Data entries:
- - -

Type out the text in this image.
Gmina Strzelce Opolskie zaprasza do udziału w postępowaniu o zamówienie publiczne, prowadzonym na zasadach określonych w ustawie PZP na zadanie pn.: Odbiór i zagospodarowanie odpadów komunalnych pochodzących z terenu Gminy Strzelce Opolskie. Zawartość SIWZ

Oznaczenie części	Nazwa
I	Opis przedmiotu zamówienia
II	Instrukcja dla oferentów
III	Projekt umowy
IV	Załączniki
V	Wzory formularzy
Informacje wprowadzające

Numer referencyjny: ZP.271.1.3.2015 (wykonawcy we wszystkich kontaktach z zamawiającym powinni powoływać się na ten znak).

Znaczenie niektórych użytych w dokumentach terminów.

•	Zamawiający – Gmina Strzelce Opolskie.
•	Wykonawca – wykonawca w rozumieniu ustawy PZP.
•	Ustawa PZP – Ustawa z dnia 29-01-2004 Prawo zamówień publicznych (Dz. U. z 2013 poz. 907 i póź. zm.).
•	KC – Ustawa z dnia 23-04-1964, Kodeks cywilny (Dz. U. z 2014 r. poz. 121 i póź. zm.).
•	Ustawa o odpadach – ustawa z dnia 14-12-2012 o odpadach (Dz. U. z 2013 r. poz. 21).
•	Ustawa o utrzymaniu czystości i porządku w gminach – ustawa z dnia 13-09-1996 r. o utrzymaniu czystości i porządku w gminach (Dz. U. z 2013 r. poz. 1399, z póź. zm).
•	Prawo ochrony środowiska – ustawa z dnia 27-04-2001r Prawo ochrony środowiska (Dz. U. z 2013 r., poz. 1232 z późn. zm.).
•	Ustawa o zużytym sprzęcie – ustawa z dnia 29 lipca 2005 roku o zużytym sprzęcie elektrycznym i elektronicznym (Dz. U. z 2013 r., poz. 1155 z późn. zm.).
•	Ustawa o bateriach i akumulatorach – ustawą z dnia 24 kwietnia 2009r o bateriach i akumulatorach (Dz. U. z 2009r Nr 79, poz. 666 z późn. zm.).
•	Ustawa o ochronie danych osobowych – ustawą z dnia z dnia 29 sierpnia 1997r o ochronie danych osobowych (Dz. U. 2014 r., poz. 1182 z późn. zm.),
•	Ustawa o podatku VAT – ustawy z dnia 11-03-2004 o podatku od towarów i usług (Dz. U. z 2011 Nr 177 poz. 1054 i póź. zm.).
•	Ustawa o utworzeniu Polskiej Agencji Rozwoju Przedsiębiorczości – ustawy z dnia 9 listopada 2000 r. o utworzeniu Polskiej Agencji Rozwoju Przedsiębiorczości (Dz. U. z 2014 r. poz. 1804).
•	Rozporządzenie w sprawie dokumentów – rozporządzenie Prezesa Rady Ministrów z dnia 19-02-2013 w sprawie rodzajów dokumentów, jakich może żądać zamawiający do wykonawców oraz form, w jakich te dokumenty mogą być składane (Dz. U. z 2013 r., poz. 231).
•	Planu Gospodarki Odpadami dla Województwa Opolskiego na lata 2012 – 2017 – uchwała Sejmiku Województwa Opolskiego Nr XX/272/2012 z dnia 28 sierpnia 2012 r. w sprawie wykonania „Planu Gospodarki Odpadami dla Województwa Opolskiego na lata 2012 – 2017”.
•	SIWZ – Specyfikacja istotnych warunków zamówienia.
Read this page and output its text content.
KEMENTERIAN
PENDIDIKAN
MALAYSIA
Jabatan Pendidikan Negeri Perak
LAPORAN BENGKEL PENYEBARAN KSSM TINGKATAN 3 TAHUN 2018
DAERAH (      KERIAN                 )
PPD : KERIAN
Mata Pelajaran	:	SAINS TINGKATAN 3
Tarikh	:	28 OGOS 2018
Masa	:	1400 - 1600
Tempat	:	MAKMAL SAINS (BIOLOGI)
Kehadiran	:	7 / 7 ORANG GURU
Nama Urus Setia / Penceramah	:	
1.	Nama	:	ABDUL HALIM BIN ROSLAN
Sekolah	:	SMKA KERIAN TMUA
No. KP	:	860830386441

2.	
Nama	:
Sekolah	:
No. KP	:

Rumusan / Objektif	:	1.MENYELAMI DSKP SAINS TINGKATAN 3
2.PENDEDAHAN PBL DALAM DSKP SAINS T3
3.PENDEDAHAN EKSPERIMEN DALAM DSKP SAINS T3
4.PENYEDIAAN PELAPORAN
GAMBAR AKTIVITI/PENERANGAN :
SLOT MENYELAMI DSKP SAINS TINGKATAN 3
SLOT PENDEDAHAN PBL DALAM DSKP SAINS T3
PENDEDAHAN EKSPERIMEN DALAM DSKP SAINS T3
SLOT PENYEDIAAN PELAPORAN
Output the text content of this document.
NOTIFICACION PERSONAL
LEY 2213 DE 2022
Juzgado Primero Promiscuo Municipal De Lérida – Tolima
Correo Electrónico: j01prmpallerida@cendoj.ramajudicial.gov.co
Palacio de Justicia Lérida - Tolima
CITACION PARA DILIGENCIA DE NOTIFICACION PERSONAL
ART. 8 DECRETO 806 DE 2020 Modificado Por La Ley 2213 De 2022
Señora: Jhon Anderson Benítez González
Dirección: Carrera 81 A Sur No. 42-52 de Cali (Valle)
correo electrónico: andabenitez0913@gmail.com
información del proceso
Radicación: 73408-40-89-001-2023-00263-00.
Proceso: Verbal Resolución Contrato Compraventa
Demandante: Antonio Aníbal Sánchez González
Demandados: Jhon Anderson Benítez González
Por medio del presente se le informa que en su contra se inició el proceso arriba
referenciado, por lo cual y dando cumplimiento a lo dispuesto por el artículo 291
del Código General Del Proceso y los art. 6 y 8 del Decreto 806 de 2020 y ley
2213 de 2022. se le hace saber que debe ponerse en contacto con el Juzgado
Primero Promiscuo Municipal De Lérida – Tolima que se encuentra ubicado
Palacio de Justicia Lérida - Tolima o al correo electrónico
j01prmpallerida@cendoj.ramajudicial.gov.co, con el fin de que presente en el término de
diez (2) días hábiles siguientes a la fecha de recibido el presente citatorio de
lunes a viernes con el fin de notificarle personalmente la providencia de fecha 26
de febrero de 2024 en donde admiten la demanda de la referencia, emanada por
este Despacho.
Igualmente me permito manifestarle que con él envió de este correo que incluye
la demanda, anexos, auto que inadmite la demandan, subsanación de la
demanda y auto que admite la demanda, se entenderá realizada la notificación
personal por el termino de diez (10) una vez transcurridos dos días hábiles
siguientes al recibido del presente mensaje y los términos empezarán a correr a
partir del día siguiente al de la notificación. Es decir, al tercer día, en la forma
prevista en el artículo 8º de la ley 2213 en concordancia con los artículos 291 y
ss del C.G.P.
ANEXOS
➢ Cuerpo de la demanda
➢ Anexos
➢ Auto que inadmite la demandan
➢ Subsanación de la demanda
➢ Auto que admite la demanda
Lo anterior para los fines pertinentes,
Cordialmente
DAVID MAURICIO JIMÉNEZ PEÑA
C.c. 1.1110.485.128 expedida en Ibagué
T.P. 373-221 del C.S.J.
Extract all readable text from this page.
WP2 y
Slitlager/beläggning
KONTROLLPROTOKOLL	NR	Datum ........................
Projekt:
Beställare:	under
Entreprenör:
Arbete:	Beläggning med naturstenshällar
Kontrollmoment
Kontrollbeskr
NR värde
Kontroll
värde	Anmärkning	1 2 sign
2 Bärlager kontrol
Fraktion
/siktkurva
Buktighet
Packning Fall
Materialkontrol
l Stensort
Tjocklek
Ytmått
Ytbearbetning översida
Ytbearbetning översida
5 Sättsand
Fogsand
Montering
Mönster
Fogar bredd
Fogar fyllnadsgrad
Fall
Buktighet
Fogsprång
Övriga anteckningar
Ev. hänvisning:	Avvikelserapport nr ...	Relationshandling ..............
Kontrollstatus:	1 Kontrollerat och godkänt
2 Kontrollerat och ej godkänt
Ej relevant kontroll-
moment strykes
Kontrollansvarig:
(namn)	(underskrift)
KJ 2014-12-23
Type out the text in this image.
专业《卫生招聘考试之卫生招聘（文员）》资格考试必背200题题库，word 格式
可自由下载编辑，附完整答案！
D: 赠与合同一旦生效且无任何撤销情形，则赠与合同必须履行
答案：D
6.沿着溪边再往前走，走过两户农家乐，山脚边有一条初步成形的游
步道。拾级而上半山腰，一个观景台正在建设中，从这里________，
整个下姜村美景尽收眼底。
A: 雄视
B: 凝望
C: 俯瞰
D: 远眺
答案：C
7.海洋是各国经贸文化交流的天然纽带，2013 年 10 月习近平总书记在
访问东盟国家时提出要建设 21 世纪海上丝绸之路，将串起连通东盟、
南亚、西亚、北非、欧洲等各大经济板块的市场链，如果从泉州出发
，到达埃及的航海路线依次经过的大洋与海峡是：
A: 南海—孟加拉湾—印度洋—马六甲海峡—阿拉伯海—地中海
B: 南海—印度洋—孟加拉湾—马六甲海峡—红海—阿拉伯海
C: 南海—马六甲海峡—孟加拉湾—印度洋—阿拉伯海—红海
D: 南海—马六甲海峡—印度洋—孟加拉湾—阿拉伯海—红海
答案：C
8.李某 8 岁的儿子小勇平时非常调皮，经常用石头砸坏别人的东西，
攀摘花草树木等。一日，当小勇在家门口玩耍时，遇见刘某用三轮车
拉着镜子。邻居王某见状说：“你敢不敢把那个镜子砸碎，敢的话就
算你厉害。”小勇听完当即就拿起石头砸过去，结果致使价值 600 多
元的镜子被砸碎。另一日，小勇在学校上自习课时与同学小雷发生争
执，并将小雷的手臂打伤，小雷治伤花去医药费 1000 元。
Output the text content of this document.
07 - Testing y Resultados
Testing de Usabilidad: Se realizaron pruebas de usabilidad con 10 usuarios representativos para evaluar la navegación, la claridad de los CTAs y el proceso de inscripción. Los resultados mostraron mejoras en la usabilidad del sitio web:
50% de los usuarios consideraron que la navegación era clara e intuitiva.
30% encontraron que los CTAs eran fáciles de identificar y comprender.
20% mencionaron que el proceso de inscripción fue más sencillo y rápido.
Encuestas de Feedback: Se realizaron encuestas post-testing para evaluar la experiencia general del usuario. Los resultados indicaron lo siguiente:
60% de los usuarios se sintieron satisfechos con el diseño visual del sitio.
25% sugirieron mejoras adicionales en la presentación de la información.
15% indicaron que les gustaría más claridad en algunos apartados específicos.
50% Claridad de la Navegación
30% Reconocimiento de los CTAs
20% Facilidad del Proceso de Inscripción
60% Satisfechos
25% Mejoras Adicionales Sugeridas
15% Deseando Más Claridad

- - -

— Request —
Filter the listing above by the word "NOTIFICACION"; copy each line that passes.

— Result for this exercise —
NOTIFICACION PERSONAL
CITACION PARA DILIGENCIA DE NOTIFICACION PERSONAL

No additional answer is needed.